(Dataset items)
begin

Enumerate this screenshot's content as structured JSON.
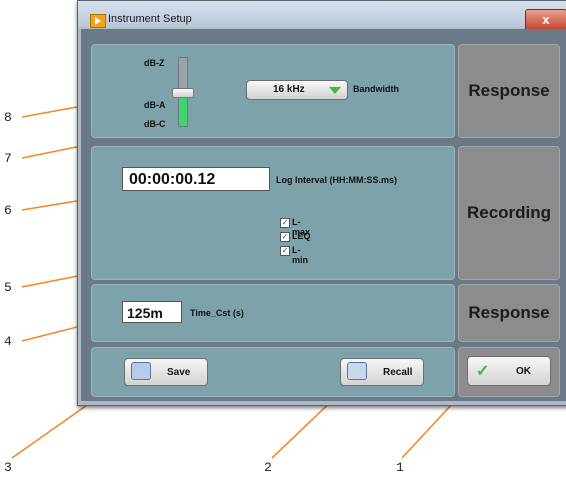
{
  "window": {
    "title": "Instrument Setup",
    "close_glyph": "x"
  },
  "weighting": {
    "top": "dB-Z",
    "middle": "dB-A",
    "bottom": "dB-C"
  },
  "bandwidth": {
    "value": "16 kHz",
    "label": "Bandwidth"
  },
  "side_buttons": {
    "response_1": "Response",
    "recording": "Recording",
    "response_2": "Response"
  },
  "log_interval": {
    "value": "00:00:00.12",
    "label": "Log Interval (HH:MM:SS.ms)"
  },
  "checkboxes": [
    {
      "label": "L-max",
      "checked": true
    },
    {
      "label": "LEQ",
      "checked": true
    },
    {
      "label": "L-min",
      "checked": true
    }
  ],
  "check_glyph": "✓",
  "time_constant": {
    "value": "125m",
    "label": "Time_Cst (s)"
  },
  "buttons": {
    "save": "Save",
    "recall": "Recall",
    "ok": "OK"
  },
  "callouts": [
    "1",
    "2",
    "3",
    "4",
    "5",
    "6",
    "7",
    "8"
  ],
  "colors": {
    "callout_line": "#f08a2a",
    "panel": "#7ea2a9",
    "side_button": "#8a8c8d",
    "slider_active": "#3cd66c"
  }
}
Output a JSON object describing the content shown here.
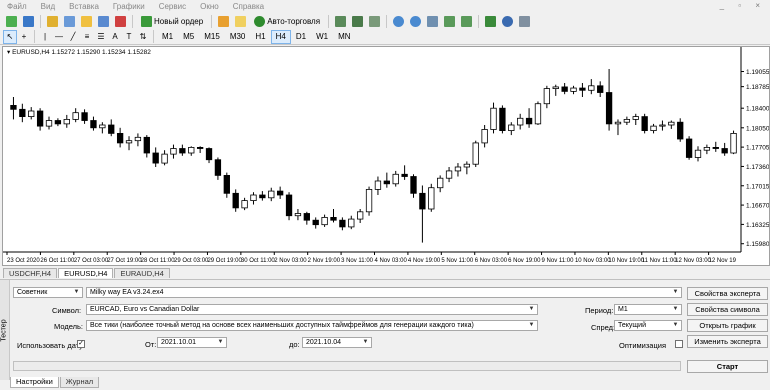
{
  "menu": {
    "items": [
      "Файл",
      "Вид",
      "Вставка",
      "Графики",
      "Сервис",
      "Окно",
      "Справка"
    ],
    "window_controls": "_ ▫ ×"
  },
  "toolbar1": {
    "new_order": "Новый ордер",
    "auto_trading": "Авто-торговля"
  },
  "toolbar2": {
    "timeframes": [
      "M1",
      "M5",
      "M15",
      "M30",
      "H1",
      "H4",
      "D1",
      "W1",
      "MN"
    ],
    "active_timeframe": "H4"
  },
  "chart": {
    "title": "EURUSD,H4  1.15272 1.15290 1.15234 1.15282"
  },
  "chart_data": {
    "type": "candlestick",
    "price_levels": [
      "1.19055",
      "1.18785",
      "1.18400",
      "1.18050",
      "1.17705",
      "1.17360",
      "1.17015",
      "1.16670",
      "1.16325",
      "1.15980"
    ],
    "time_labels": [
      "23 Oct 2020",
      "26 Oct 11:00",
      "27 Oct 03:00",
      "27 Oct 19:00",
      "28 Oct 11:00",
      "29 Oct 03:00",
      "29 Oct 19:00",
      "30 Oct 11:00",
      "2 Nov 03:00",
      "2 Nov 19:00",
      "3 Nov 11:00",
      "4 Nov 03:00",
      "4 Nov 19:00",
      "5 Nov 11:00",
      "6 Nov 03:00",
      "6 Nov 19:00",
      "9 Nov 11:00",
      "10 Nov 03:00",
      "10 Nov 19:00",
      "11 Nov 11:00",
      "12 Nov 03:00",
      "12 Nov 19"
    ],
    "ylim": [
      1.1585,
      1.1935
    ],
    "candles": [
      [
        1.1845,
        1.186,
        1.182,
        1.1838
      ],
      [
        1.1838,
        1.1848,
        1.1815,
        1.1825
      ],
      [
        1.1825,
        1.1842,
        1.182,
        1.1835
      ],
      [
        1.1835,
        1.184,
        1.18,
        1.1808
      ],
      [
        1.1808,
        1.1825,
        1.1802,
        1.1818
      ],
      [
        1.1818,
        1.1822,
        1.1808,
        1.1812
      ],
      [
        1.1812,
        1.1828,
        1.1805,
        1.182
      ],
      [
        1.182,
        1.184,
        1.1815,
        1.1832
      ],
      [
        1.1832,
        1.1838,
        1.1812,
        1.1818
      ],
      [
        1.1818,
        1.1825,
        1.18,
        1.1805
      ],
      [
        1.1805,
        1.1815,
        1.1795,
        1.181
      ],
      [
        1.181,
        1.182,
        1.179,
        1.1795
      ],
      [
        1.1795,
        1.1805,
        1.177,
        1.1778
      ],
      [
        1.1778,
        1.179,
        1.1765,
        1.1782
      ],
      [
        1.1782,
        1.1795,
        1.1772,
        1.1788
      ],
      [
        1.1788,
        1.1792,
        1.1752,
        1.176
      ],
      [
        1.176,
        1.177,
        1.1735,
        1.1742
      ],
      [
        1.1742,
        1.1765,
        1.1738,
        1.1758
      ],
      [
        1.1758,
        1.1775,
        1.175,
        1.1768
      ],
      [
        1.1768,
        1.1775,
        1.1755,
        1.176
      ],
      [
        1.176,
        1.1772,
        1.1755,
        1.177
      ],
      [
        1.177,
        1.1772,
        1.176,
        1.1768
      ],
      [
        1.1768,
        1.177,
        1.1742,
        1.1748
      ],
      [
        1.1748,
        1.1752,
        1.1712,
        1.172
      ],
      [
        1.172,
        1.1725,
        1.168,
        1.1688
      ],
      [
        1.1688,
        1.1695,
        1.1655,
        1.1662
      ],
      [
        1.1662,
        1.168,
        1.1658,
        1.1675
      ],
      [
        1.1675,
        1.169,
        1.1668,
        1.1685
      ],
      [
        1.1685,
        1.1692,
        1.1675,
        1.168
      ],
      [
        1.168,
        1.1698,
        1.1674,
        1.1692
      ],
      [
        1.1692,
        1.17,
        1.1678,
        1.1685
      ],
      [
        1.1685,
        1.169,
        1.164,
        1.1648
      ],
      [
        1.1648,
        1.166,
        1.164,
        1.1652
      ],
      [
        1.1652,
        1.1655,
        1.1632,
        1.164
      ],
      [
        1.164,
        1.1645,
        1.1625,
        1.1632
      ],
      [
        1.1632,
        1.165,
        1.1628,
        1.1645
      ],
      [
        1.1645,
        1.166,
        1.1636,
        1.164
      ],
      [
        1.164,
        1.1645,
        1.1622,
        1.1628
      ],
      [
        1.1628,
        1.1648,
        1.1624,
        1.1642
      ],
      [
        1.1642,
        1.166,
        1.1635,
        1.1655
      ],
      [
        1.1655,
        1.17,
        1.1648,
        1.1695
      ],
      [
        1.1695,
        1.1718,
        1.1685,
        1.171
      ],
      [
        1.171,
        1.1725,
        1.1698,
        1.1705
      ],
      [
        1.1705,
        1.1728,
        1.17,
        1.1722
      ],
      [
        1.1722,
        1.1738,
        1.1712,
        1.1718
      ],
      [
        1.1718,
        1.1722,
        1.168,
        1.1688
      ],
      [
        1.1688,
        1.1702,
        1.16,
        1.166
      ],
      [
        1.166,
        1.1705,
        1.1655,
        1.1698
      ],
      [
        1.1698,
        1.172,
        1.169,
        1.1715
      ],
      [
        1.1715,
        1.1735,
        1.1708,
        1.1728
      ],
      [
        1.1728,
        1.1742,
        1.1718,
        1.1735
      ],
      [
        1.1735,
        1.1745,
        1.1722,
        1.174
      ],
      [
        1.174,
        1.1782,
        1.1735,
        1.1778
      ],
      [
        1.1778,
        1.181,
        1.177,
        1.1802
      ],
      [
        1.1802,
        1.185,
        1.1795,
        1.184
      ],
      [
        1.184,
        1.1845,
        1.1795,
        1.18
      ],
      [
        1.18,
        1.1815,
        1.1792,
        1.181
      ],
      [
        1.181,
        1.183,
        1.1802,
        1.1822
      ],
      [
        1.1822,
        1.184,
        1.1805,
        1.1812
      ],
      [
        1.1812,
        1.1852,
        1.181,
        1.1848
      ],
      [
        1.1848,
        1.188,
        1.184,
        1.1875
      ],
      [
        1.1875,
        1.1882,
        1.1862,
        1.1878
      ],
      [
        1.1878,
        1.1885,
        1.1865,
        1.187
      ],
      [
        1.187,
        1.188,
        1.1865,
        1.1876
      ],
      [
        1.1876,
        1.1885,
        1.186,
        1.1872
      ],
      [
        1.1872,
        1.1892,
        1.1865,
        1.188
      ],
      [
        1.188,
        1.1888,
        1.186,
        1.1868
      ],
      [
        1.1868,
        1.191,
        1.18,
        1.1812
      ],
      [
        1.1812,
        1.182,
        1.1792,
        1.1815
      ],
      [
        1.1815,
        1.1825,
        1.181,
        1.182
      ],
      [
        1.182,
        1.183,
        1.181,
        1.1825
      ],
      [
        1.1825,
        1.183,
        1.1795,
        1.18
      ],
      [
        1.18,
        1.1812,
        1.1795,
        1.1808
      ],
      [
        1.1808,
        1.1818,
        1.18,
        1.181
      ],
      [
        1.181,
        1.1818,
        1.1803,
        1.1815
      ],
      [
        1.1815,
        1.1822,
        1.178,
        1.1785
      ],
      [
        1.1785,
        1.179,
        1.1748,
        1.1752
      ],
      [
        1.1752,
        1.1772,
        1.1745,
        1.1765
      ],
      [
        1.1765,
        1.1775,
        1.1758,
        1.177
      ],
      [
        1.177,
        1.178,
        1.1762,
        1.1768
      ],
      [
        1.1768,
        1.1778,
        1.1755,
        1.176
      ],
      [
        1.176,
        1.18,
        1.1758,
        1.1795
      ]
    ]
  },
  "chart_tabs": [
    {
      "label": "USDCHF,H4",
      "active": false
    },
    {
      "label": "EURUSD,H4",
      "active": true
    },
    {
      "label": "EURAUD,H4",
      "active": false
    }
  ],
  "tester": {
    "side_label": "Тестер",
    "mode": "Советник",
    "expert": "Milky way EA v3.24.ex4",
    "symbol_label": "Символ:",
    "symbol": "EURCAD, Euro vs Canadian Dollar",
    "model_label": "Модель:",
    "model": "Все тики (наиболее точный метод на основе всех наименьших доступных таймфреймов для генерации каждого тика)",
    "use_date_label": "Использовать дату",
    "use_date_checked": true,
    "from_label": "От:",
    "from_date": "2021.10.01",
    "to_label": "до:",
    "to_date": "2021.10.04",
    "period_label": "Период:",
    "period": "M1",
    "spread_label": "Спред:",
    "spread": "Текущий",
    "optimization_label": "Оптимизация",
    "optimization_checked": false,
    "btn_expert_props": "Свойства эксперта",
    "btn_symbol_props": "Свойства символа",
    "btn_open_chart": "Открыть график",
    "btn_modify_expert": "Изменить эксперта",
    "btn_start": "Старт"
  },
  "bottom_tabs": [
    {
      "label": "Настройки",
      "active": true
    },
    {
      "label": "Журнал",
      "active": false
    }
  ]
}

end

GOAL - Copy all lines from the material that hold "эксперта".

PROBLEM SOLUTION -
    "btn_expert_props": "Свойства эксперта",
    "btn_modify_expert": "Изменить эксперта",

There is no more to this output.